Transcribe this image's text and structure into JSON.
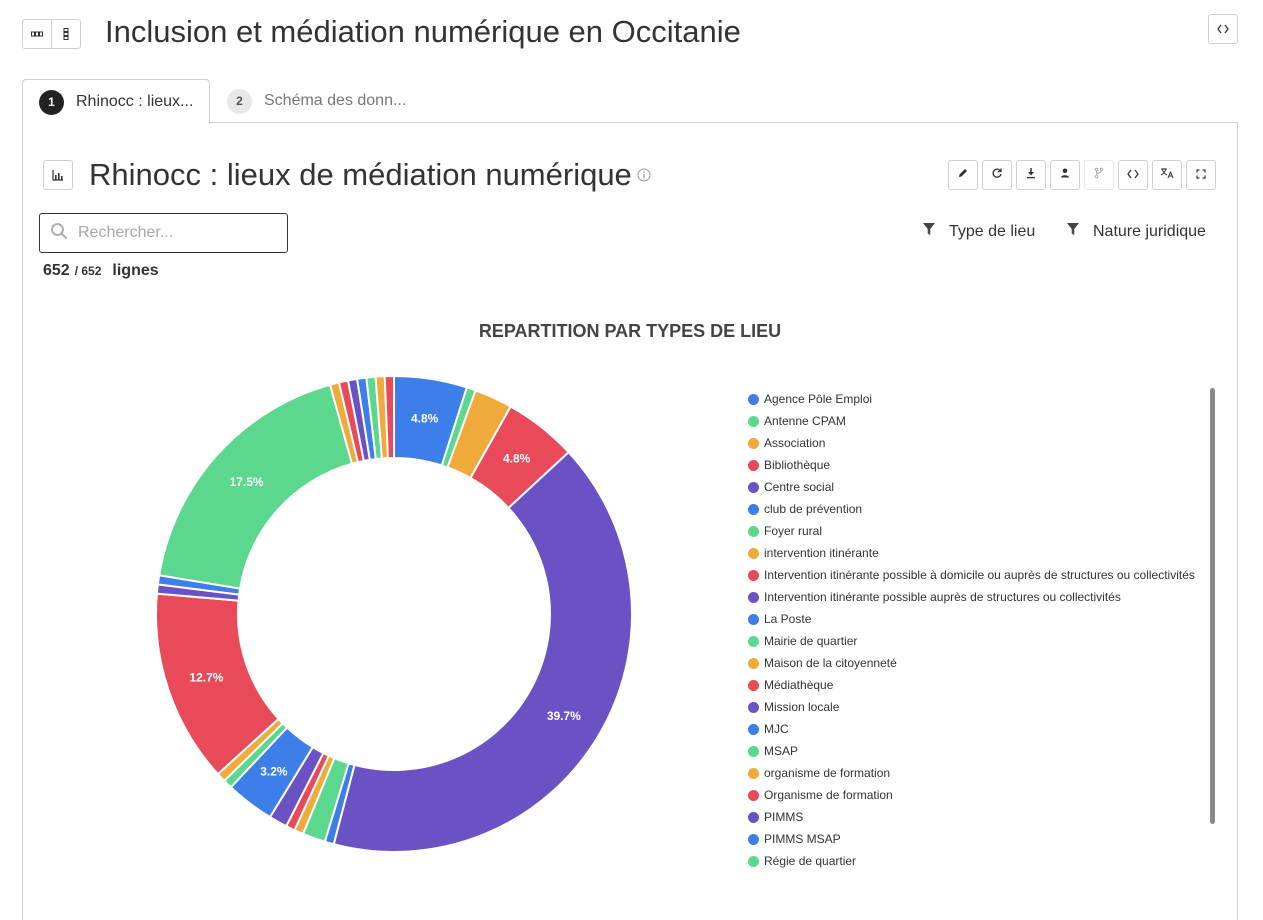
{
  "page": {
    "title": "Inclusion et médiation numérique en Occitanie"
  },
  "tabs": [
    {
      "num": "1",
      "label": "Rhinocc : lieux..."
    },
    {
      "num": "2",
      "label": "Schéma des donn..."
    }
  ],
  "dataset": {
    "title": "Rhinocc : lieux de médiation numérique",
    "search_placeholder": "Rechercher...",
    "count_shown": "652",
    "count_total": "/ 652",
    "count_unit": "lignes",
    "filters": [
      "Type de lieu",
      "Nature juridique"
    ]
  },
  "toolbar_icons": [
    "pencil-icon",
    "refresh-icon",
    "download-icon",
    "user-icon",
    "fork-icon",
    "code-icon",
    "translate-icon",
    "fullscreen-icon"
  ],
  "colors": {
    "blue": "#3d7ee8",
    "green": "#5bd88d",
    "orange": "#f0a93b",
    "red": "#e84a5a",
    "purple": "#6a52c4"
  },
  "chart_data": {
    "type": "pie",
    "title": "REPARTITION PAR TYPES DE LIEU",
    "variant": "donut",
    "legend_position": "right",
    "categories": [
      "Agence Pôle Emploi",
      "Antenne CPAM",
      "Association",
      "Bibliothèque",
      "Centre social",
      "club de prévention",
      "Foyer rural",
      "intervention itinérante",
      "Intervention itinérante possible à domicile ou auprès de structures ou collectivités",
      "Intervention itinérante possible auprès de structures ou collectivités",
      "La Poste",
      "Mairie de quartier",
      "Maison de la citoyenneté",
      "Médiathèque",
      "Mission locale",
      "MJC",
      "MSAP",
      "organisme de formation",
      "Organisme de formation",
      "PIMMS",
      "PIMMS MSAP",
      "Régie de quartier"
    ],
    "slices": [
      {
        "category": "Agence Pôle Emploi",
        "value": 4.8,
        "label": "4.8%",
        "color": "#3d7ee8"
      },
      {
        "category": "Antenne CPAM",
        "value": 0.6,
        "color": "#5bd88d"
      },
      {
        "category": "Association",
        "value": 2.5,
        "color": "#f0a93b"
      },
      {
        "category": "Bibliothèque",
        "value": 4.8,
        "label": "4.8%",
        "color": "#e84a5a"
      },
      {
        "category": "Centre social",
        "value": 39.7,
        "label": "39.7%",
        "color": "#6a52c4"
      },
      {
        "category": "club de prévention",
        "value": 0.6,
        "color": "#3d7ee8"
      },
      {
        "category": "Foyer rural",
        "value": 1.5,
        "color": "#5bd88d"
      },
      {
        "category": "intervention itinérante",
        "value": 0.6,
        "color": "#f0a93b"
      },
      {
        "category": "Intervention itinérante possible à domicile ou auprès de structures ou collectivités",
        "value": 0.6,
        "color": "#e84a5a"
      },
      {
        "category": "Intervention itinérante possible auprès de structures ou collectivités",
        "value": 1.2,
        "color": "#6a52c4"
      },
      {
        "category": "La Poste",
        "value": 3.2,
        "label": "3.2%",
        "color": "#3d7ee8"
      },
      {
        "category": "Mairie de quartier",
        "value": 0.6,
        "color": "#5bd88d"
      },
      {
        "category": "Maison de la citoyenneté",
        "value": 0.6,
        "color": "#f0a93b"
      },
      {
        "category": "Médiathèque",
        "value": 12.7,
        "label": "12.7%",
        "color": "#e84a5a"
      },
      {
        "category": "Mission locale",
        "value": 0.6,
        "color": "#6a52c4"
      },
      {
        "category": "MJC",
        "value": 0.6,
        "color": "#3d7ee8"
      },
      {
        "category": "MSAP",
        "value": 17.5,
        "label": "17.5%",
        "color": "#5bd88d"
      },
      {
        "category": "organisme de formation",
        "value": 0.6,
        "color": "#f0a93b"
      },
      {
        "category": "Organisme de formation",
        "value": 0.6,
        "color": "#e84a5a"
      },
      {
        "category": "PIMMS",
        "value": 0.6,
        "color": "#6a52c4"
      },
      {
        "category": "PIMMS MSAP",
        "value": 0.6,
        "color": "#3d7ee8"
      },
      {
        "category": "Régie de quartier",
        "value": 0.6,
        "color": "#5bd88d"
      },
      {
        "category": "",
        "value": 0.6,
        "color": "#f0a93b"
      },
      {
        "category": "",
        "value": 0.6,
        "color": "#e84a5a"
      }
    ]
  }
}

::::

[Aim]:
All lines of the data above that include the word "numérique" must be shown.

[Complete answer]:
    "title": "Inclusion et médiation numérique en Occitanie"
    "title": "Rhinocc : lieux de médiation numérique",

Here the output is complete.